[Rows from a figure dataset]
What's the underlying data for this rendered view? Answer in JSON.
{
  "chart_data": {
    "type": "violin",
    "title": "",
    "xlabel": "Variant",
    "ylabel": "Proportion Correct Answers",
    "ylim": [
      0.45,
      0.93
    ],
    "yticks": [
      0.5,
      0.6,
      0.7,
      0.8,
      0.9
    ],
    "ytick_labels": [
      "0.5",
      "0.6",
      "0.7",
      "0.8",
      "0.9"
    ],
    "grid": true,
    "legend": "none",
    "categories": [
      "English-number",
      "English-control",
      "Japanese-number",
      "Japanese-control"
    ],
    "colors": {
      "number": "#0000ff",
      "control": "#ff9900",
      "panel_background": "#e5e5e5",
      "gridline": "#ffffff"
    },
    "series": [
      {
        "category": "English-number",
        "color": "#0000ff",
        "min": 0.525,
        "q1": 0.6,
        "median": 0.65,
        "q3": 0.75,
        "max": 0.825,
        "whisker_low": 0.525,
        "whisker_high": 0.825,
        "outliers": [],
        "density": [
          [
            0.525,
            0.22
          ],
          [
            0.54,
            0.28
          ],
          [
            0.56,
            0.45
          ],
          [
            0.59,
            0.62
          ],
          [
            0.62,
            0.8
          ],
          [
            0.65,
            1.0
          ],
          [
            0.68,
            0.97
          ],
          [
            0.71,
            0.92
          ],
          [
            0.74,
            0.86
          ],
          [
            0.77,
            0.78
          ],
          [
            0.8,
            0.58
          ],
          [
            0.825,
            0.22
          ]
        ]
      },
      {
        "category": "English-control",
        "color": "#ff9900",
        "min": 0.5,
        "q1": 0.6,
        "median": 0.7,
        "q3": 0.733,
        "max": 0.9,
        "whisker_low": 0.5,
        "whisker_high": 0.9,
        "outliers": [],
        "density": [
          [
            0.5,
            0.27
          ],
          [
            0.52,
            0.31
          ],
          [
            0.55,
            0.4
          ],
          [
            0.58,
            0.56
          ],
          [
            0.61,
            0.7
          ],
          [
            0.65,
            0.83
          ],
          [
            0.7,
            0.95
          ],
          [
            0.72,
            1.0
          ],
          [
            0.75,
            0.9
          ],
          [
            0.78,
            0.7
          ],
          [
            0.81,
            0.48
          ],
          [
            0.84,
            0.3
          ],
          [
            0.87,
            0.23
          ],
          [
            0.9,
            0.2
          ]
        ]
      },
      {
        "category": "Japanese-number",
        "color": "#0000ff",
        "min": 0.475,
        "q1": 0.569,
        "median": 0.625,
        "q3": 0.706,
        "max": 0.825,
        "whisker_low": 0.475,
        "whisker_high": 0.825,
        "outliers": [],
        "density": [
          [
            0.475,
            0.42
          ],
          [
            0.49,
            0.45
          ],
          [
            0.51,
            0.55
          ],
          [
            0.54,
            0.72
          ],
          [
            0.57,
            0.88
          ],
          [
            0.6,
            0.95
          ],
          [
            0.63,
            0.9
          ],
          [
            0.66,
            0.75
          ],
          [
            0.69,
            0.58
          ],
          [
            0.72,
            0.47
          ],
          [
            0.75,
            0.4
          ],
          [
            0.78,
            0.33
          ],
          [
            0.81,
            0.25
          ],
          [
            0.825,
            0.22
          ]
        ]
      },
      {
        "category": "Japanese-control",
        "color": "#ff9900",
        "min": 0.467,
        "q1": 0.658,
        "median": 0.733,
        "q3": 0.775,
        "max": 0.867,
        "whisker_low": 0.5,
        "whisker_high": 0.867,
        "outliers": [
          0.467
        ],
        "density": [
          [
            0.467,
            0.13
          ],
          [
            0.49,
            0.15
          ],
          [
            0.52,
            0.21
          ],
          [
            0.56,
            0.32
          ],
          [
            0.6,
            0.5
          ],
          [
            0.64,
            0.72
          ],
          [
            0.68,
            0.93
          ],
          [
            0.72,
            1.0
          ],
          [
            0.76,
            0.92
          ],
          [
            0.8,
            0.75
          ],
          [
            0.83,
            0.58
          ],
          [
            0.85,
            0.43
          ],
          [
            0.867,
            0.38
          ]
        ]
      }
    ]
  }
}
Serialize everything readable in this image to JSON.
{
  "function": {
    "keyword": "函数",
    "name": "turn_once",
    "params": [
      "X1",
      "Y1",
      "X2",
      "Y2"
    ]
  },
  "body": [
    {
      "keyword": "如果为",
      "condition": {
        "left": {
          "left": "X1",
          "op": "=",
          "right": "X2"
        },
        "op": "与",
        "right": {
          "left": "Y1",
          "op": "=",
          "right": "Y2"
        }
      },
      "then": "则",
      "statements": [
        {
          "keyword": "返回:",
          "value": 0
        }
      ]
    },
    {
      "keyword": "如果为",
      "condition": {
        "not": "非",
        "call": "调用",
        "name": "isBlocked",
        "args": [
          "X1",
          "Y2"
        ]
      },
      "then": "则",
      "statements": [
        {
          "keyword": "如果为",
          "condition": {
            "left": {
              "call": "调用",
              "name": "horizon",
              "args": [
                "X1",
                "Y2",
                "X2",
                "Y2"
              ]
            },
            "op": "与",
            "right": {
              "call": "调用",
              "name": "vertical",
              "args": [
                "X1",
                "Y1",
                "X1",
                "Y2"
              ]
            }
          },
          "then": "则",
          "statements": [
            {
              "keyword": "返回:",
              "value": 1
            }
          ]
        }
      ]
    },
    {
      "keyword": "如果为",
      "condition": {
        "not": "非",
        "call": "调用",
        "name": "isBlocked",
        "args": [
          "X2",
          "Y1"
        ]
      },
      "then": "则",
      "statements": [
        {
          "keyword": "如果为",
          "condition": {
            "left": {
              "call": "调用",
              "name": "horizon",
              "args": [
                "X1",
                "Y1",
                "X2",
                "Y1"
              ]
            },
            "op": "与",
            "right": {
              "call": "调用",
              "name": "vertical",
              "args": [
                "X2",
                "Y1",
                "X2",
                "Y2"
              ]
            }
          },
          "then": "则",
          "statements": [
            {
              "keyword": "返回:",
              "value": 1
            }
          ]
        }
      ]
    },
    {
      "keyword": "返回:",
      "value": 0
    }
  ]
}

▶ _Job_
Copy out the whole listing exactly as written.

▶ _Exercise response_
What's the underlying data for this rendered view? Answer in JSON.
{
  "chart_data": {
    "type": "violin",
    "title": "",
    "xlabel": "Variant",
    "ylabel": "Proportion Correct Answers",
    "ylim": [
      0.45,
      0.93
    ],
    "yticks": [
      0.5,
      0.6,
      0.7,
      0.8,
      0.9
    ],
    "ytick_labels": [
      "0.5",
      "0.6",
      "0.7",
      "0.8",
      "0.9"
    ],
    "grid": true,
    "legend": "none",
    "categories": [
      "English-number",
      "English-control",
      "Japanese-number",
      "Japanese-control"
    ],
    "colors": {
      "number": "#0000ff",
      "control": "#ff9900",
      "panel_background": "#e5e5e5",
      "gridline": "#ffffff"
    },
    "series": [
      {
        "category": "English-number",
        "color": "#0000ff",
        "min": 0.525,
        "q1": 0.6,
        "median": 0.65,
        "q3": 0.75,
        "max": 0.825,
        "whisker_low": 0.525,
        "whisker_high": 0.825,
        "outliers": [],
        "density": [
          [
            0.525,
            0.22
          ],
          [
            0.54,
            0.28
          ],
          [
            0.56,
            0.45
          ],
          [
            0.59,
            0.62
          ],
          [
            0.62,
            0.8
          ],
          [
            0.65,
            1.0
          ],
          [
            0.68,
            0.97
          ],
          [
            0.71,
            0.92
          ],
          [
            0.74,
            0.86
          ],
          [
            0.77,
            0.78
          ],
          [
            0.8,
            0.58
          ],
          [
            0.825,
            0.22
          ]
        ]
      },
      {
        "category": "English-control",
        "color": "#ff9900",
        "min": 0.5,
        "q1": 0.6,
        "median": 0.7,
        "q3": 0.733,
        "max": 0.9,
        "whisker_low": 0.5,
        "whisker_high": 0.9,
        "outliers": [],
        "density": [
          [
            0.5,
            0.27
          ],
          [
            0.52,
            0.31
          ],
          [
            0.55,
            0.4
          ],
          [
            0.58,
            0.56
          ],
          [
            0.61,
            0.7
          ],
          [
            0.65,
            0.83
          ],
          [
            0.7,
            0.95
          ],
          [
            0.72,
            1.0
          ],
          [
            0.75,
            0.9
          ],
          [
            0.78,
            0.7
          ],
          [
            0.81,
            0.48
          ],
          [
            0.84,
            0.3
          ],
          [
            0.87,
            0.23
          ],
          [
            0.9,
            0.2
          ]
        ]
      },
      {
        "category": "Japanese-number",
        "color": "#0000ff",
        "min": 0.475,
        "q1": 0.569,
        "median": 0.625,
        "q3": 0.706,
        "max": 0.825,
        "whisker_low": 0.475,
        "whisker_high": 0.825,
        "outliers": [],
        "density": [
          [
            0.475,
            0.42
          ],
          [
            0.49,
            0.45
          ],
          [
            0.51,
            0.55
          ],
          [
            0.54,
            0.72
          ],
          [
            0.57,
            0.88
          ],
          [
            0.6,
            0.95
          ],
          [
            0.63,
            0.9
          ],
          [
            0.66,
            0.75
          ],
          [
            0.69,
            0.58
          ],
          [
            0.72,
            0.47
          ],
          [
            0.75,
            0.4
          ],
          [
            0.78,
            0.33
          ],
          [
            0.81,
            0.25
          ],
          [
            0.825,
            0.22
          ]
        ]
      },
      {
        "category": "Japanese-control",
        "color": "#ff9900",
        "min": 0.467,
        "q1": 0.658,
        "median": 0.733,
        "q3": 0.775,
        "max": 0.867,
        "whisker_low": 0.5,
        "whisker_high": 0.867,
        "outliers": [
          0.467
        ],
        "density": [
          [
            0.467,
            0.13
          ],
          [
            0.49,
            0.15
          ],
          [
            0.52,
            0.21
          ],
          [
            0.56,
            0.32
          ],
          [
            0.6,
            0.5
          ],
          [
            0.64,
            0.72
          ],
          [
            0.68,
            0.93
          ],
          [
            0.72,
            1.0
          ],
          [
            0.76,
            0.92
          ],
          [
            0.8,
            0.75
          ],
          [
            0.83,
            0.58
          ],
          [
            0.85,
            0.43
          ],
          [
            0.867,
            0.38
          ]
        ]
      }
    ]
  }
}
Serialize everything readable in this image to JSON.
{
  "function": {
    "keyword": "函数",
    "name": "turn_once",
    "params": [
      "X1",
      "Y1",
      "X2",
      "Y2"
    ]
  },
  "body": [
    {
      "keyword": "如果为",
      "condition": {
        "left": {
          "left": "X1",
          "op": "=",
          "right": "X2"
        },
        "op": "与",
        "right": {
          "left": "Y1",
          "op": "=",
          "right": "Y2"
        }
      },
      "then": "则",
      "statements": [
        {
          "keyword": "返回:",
          "value": 0
        }
      ]
    },
    {
      "keyword": "如果为",
      "condition": {
        "not": "非",
        "call": "调用",
        "name": "isBlocked",
        "args": [
          "X1",
          "Y2"
        ]
      },
      "then": "则",
      "statements": [
        {
          "keyword": "如果为",
          "condition": {
            "left": {
              "call": "调用",
              "name": "horizon",
              "args": [
                "X1",
                "Y2",
                "X2",
                "Y2"
              ]
            },
            "op": "与",
            "right": {
              "call": "调用",
              "name": "vertical",
              "args": [
                "X1",
                "Y1",
                "X1",
                "Y2"
              ]
            }
          },
          "then": "则",
          "statements": [
            {
              "keyword": "返回:",
              "value": 1
            }
          ]
        }
      ]
    },
    {
      "keyword": "如果为",
      "condition": {
        "not": "非",
        "call": "调用",
        "name": "isBlocked",
        "args": [
          "X2",
          "Y1"
        ]
      },
      "then": "则",
      "statements": [
        {
          "keyword": "如果为",
          "condition": {
            "left": {
              "call": "调用",
              "name": "horizon",
              "args": [
                "X1",
                "Y1",
                "X2",
                "Y1"
              ]
            },
            "op": "与",
            "right": {
              "call": "调用",
              "name": "vertical",
              "args": [
                "X2",
                "Y1",
                "X2",
                "Y2"
              ]
            }
          },
          "then": "则",
          "statements": [
            {
              "keyword": "返回:",
              "value": 1
            }
          ]
        }
      ]
    },
    {
      "keyword": "返回:",
      "value": 0
    }
  ]
}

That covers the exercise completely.